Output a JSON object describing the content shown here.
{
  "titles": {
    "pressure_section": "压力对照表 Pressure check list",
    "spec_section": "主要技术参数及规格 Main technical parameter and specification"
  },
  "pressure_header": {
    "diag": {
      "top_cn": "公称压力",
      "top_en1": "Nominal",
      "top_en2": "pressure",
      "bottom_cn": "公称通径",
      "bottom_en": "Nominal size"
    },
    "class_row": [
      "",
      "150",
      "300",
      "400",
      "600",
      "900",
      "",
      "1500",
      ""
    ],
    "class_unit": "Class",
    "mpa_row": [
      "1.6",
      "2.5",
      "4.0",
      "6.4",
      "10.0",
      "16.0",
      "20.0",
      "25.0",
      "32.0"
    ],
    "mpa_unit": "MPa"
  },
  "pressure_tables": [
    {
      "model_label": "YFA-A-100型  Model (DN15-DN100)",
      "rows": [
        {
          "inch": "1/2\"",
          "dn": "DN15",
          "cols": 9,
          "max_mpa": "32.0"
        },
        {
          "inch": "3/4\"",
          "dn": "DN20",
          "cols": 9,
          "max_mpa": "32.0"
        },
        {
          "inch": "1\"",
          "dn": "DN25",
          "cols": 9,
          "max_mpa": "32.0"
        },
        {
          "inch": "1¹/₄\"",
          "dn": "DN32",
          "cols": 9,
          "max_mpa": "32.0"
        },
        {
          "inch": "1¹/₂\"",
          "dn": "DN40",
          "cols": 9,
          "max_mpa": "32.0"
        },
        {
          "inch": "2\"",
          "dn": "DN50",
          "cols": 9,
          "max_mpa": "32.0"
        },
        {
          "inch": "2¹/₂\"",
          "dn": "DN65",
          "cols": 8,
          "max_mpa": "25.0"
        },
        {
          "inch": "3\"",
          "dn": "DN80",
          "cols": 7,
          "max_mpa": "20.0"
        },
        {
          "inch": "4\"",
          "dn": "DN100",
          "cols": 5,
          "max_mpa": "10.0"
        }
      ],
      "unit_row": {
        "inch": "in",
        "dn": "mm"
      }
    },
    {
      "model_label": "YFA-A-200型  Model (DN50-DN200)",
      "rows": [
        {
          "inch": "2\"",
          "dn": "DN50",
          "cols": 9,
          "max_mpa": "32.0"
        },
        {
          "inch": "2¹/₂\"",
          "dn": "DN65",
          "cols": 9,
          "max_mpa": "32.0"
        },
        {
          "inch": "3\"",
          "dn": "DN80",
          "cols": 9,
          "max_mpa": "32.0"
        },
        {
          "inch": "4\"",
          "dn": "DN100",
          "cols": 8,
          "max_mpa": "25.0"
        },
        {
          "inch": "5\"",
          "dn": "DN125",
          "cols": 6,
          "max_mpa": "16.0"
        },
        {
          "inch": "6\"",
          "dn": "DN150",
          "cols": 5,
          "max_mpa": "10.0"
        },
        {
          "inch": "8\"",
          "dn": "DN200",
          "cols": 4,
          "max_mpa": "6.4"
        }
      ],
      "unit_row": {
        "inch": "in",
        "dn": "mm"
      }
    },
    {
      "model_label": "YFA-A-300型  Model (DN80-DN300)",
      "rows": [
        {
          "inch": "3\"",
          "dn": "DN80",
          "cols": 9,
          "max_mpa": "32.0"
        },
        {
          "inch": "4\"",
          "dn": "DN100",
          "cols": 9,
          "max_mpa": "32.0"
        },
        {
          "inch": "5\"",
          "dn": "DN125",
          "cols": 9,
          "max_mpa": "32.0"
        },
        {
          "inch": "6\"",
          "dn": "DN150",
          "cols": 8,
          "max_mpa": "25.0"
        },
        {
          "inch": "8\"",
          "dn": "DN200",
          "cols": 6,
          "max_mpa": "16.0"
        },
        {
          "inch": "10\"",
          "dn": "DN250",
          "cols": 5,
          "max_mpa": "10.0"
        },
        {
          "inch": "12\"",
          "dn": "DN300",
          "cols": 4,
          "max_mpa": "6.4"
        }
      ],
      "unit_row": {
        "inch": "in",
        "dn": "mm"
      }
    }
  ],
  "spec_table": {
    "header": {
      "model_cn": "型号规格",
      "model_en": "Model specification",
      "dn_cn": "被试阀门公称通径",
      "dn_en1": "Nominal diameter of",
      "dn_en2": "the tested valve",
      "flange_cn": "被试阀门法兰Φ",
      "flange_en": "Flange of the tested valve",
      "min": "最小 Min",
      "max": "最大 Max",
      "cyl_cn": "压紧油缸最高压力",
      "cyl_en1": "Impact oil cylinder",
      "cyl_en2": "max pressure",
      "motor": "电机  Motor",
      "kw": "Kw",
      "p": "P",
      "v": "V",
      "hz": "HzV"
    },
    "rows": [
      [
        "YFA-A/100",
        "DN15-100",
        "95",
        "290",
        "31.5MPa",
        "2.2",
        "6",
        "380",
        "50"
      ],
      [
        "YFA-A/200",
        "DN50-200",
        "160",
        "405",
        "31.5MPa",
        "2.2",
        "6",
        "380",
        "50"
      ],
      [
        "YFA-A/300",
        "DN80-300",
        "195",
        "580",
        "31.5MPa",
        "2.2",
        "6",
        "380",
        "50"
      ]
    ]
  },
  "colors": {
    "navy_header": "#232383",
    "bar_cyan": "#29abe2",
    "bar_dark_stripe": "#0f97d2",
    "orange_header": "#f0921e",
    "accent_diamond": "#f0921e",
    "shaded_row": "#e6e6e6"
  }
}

□ □ □ □ □ □ □

Find every line in the records above that contains the word "tested", and copy each one.

**Answer below**
      "dn_en2": "the tested valve",
      "flange_en": "Flange of the tested valve",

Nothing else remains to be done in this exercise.